**TESTO ESTRATTO**.
----------------------------------------
La Stampa 24.12.18
Banksy, il bimbo ha il potere di un presepe
di Giulia Zonca
La
fila davanti al garage non fa che aumentare: persone in processione,
senza doni, ma con un telefono in mano per portarsi a casa un pezzetto
di miracolo. L’ultima opera di Banksy ha il potere di un presepe, il
bambino sotto la neve attira pellegrini contemporanei che attribuiscono
alla denuncia un presagio di riscatto. È un graffito, però funziona come
una natività carica di promesse. Proprio come succede con le
apparizioni, è stato messo sotto vetro, protetto dal plexiglass e dalle
buone intenzioni.
Il bimbo è comparso qualche giorno fa
sull’angolo bruciacchiato di una rimessa. Sta con le braccia aperte, gli
occhi chiusi, la lingua fuori, solo che il chiaroscuro che lo circonda
non è un disegno, è una macchia. È il fumo di Port Talbot, profondo
Galles dove l’industria pesante è rimasta la base di ogni introito, le
acciaierie muovono l’economia locale. Oltre al rilevatore di
avvelenamento.
Da una parte del muro c’è il ragazzino che sembra
godersi la nevicata natalizia e dall’altra il cassonetto in fiamme da
cui esce la condensa scura, il pericolo e il sospetto che da anni
tormenta una città preoccupata e confusa. Non sanno più a chi credere:
la scorsa primavera la World Health Organization ha dichiarato Port
Talbot «il posto più inquinato del Regno Unito», gli ha imputato un
livello di tossicità oltre il doppio del lecito. Dopo un paio di mesi
sono arrivate le scuse perché l’aria in realtà sta sempre in bilico tra
il poco sano e il molto dannoso, ma è ancora lontana dai valori
inquietanti. Cambiano i numeri, il grado di malessere, non proprio la
sostanza: la fuliggine che si sparge per le strade, si deposita sulle
case, condiziona gli animali e raggiunge i polmoni degli esseri umani
c’è, solo che lì hanno già perso le miniere e non se la sentono di
rinunciare alle acciaierie. La natività di Banksy attira gratitudine e
furore: ieri l’hanno fortificata proprio perché nella notte un ubriaco
ha tentato di sfregiarla. Ogni profeta ha vita difficile.
----------------------------------------
**Dati di annotazione del layout**.

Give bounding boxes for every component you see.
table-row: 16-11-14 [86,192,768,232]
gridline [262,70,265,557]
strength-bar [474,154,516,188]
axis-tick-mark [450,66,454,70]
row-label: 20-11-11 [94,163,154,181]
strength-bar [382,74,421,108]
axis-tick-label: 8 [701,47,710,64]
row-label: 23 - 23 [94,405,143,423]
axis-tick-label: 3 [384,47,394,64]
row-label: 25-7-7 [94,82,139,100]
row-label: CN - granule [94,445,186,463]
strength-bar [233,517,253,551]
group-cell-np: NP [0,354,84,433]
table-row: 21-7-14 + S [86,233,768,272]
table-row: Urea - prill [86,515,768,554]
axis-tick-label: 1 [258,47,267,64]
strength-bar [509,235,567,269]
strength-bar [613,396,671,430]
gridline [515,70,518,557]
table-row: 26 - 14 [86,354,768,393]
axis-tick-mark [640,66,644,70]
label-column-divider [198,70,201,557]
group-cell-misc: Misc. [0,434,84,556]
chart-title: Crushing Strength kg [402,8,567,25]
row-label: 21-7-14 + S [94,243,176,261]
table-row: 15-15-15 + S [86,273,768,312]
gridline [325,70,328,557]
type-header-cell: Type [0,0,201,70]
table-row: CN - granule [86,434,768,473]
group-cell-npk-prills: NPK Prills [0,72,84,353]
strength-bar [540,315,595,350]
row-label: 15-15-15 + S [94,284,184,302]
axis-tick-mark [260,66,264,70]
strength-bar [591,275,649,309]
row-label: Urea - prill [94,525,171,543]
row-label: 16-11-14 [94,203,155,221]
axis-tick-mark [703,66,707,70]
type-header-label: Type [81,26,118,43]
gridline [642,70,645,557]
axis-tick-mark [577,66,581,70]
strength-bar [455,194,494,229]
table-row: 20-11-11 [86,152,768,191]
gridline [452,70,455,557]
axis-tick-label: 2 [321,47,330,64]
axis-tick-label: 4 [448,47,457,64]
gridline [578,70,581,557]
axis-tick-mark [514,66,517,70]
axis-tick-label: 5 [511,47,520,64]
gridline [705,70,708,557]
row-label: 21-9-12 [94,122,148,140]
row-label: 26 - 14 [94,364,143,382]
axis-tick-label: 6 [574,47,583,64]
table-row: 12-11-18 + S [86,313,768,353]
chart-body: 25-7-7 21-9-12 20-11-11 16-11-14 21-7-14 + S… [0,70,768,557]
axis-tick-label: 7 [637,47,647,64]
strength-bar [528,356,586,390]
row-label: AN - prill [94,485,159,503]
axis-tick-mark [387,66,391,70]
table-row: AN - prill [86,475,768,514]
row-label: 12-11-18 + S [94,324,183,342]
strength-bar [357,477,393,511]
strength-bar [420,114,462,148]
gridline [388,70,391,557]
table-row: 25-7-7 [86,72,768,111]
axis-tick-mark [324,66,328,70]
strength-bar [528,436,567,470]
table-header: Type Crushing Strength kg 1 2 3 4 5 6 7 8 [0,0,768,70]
----------------------------------------
**DESCRIZIONE DEL PROBLEMA**. Ricopia parola per parola l'intero articolo su Banksy riportato sopra.

**RISULTATO DEL COMPITO**.
La Stampa 24.12.18
Banksy, il bimbo ha il potere di un presepe
di Giulia Zonca
La
fila davanti al garage non fa che aumentare: persone in processione,
senza doni, ma con un telefono in mano per portarsi a casa un pezzetto
di miracolo. L’ultima opera di Banksy ha il potere di un presepe, il
bambino sotto la neve attira pellegrini contemporanei che attribuiscono
alla denuncia un presagio di riscatto. È un graffito, però funziona come
una natività carica di promesse. Proprio come succede con le
apparizioni, è stato messo sotto vetro, protetto dal plexiglass e dalle
buone intenzioni.
Il bimbo è comparso qualche giorno fa
sull’angolo bruciacchiato di una rimessa. Sta con le braccia aperte, gli
occhi chiusi, la lingua fuori, solo che il chiaroscuro che lo circonda
non è un disegno, è una macchia. È il fumo di Port Talbot, profondo
Galles dove l’industria pesante è rimasta la base di ogni introito, le
acciaierie muovono l’economia locale. Oltre al rilevatore di
avvelenamento.
Da una parte del muro c’è il ragazzino che sembra
godersi la nevicata natalizia e dall’altra il cassonetto in fiamme da
cui esce la condensa scura, il pericolo e il sospetto che da anni
tormenta una città preoccupata e confusa. Non sanno più a chi credere:
la scorsa primavera la World Health Organization ha dichiarato Port
Talbot «il posto più inquinato del Regno Unito», gli ha imputato un
livello di tossicità oltre il doppio del lecito. Dopo un paio di mesi
sono arrivate le scuse perché l’aria in realtà sta sempre in bilico tra
il poco sano e il molto dannoso, ma è ancora lontana dai valori
inquietanti. Cambiano i numeri, il grado di malessere, non proprio la
sostanza: la fuliggine che si sparge per le strade, si deposita sulle
case, condiziona gli animali e raggiunge i polmoni degli esseri umani
c’è, solo che lì hanno già perso le miniere e non se la sentono di
rinunciare alle acciaierie. La natività di Banksy attira gratitudine e
furore: ieri l’hanno fortificata proprio perché nella notte un ubriaco
ha tentato di sfregiarla. Ogni profeta ha vita difficile.